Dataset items
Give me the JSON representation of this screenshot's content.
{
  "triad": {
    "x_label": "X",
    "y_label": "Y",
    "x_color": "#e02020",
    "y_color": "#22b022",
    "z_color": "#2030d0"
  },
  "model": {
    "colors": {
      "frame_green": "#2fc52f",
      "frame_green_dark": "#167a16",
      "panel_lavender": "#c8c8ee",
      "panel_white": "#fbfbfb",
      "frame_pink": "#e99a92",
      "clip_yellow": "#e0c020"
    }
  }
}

» **INSTRUCTION**: Produce an exact copy of all the records.

» **FULL ANSWER**:
Give me the JSON representation of this screenshot's content.
{
  "triad": {
    "x_label": "X",
    "y_label": "Y",
    "x_color": "#e02020",
    "y_color": "#22b022",
    "z_color": "#2030d0"
  },
  "model": {
    "colors": {
      "frame_green": "#2fc52f",
      "frame_green_dark": "#167a16",
      "panel_lavender": "#c8c8ee",
      "panel_white": "#fbfbfb",
      "frame_pink": "#e99a92",
      "clip_yellow": "#e0c020"
    }
  }
}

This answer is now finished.